Requirement: Copy every line with the string "Internet" in it.

Raw records:

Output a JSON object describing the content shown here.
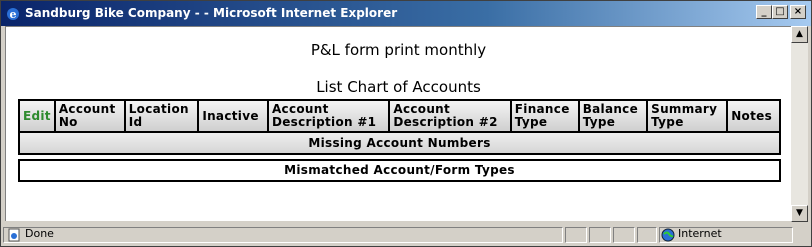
{
  "window": {
    "title": "Sandburg Bike Company - - Microsoft Internet Explorer",
    "controls": {
      "minimize": "_",
      "maximize": "□",
      "close": "×"
    }
  },
  "page": {
    "title": "P&L form print monthly",
    "section_title": "List Chart of Accounts"
  },
  "table": {
    "headers": [
      {
        "line1": "Edit",
        "line2": ""
      },
      {
        "line1": "Account",
        "line2": "No"
      },
      {
        "line1": "Location",
        "line2": "Id"
      },
      {
        "line1": "Inactive",
        "line2": ""
      },
      {
        "line1": "Account",
        "line2": "Description #1"
      },
      {
        "line1": "Account",
        "line2": "Description #2"
      },
      {
        "line1": "Finance",
        "line2": "Type"
      },
      {
        "line1": "Balance",
        "line2": "Type"
      },
      {
        "line1": "Summary",
        "line2": "Type"
      },
      {
        "line1": "Notes",
        "line2": ""
      }
    ],
    "missing_row": "Missing Account Numbers"
  },
  "mismatch": "Mismatched Account/Form Types",
  "statusbar": {
    "status": "Done",
    "zone": "Internet"
  },
  "colors": {
    "edit_link": "#2e8b2e",
    "titlebar": "#0a246a"
  },
  "icons": [
    "ie-icon",
    "scroll-up-icon",
    "scroll-down-icon",
    "page-icon",
    "globe-icon"
  ]
}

Answer for the task:
    "title": "Sandburg Bike Company - - Microsoft Internet Explorer",
    "zone": "Internet"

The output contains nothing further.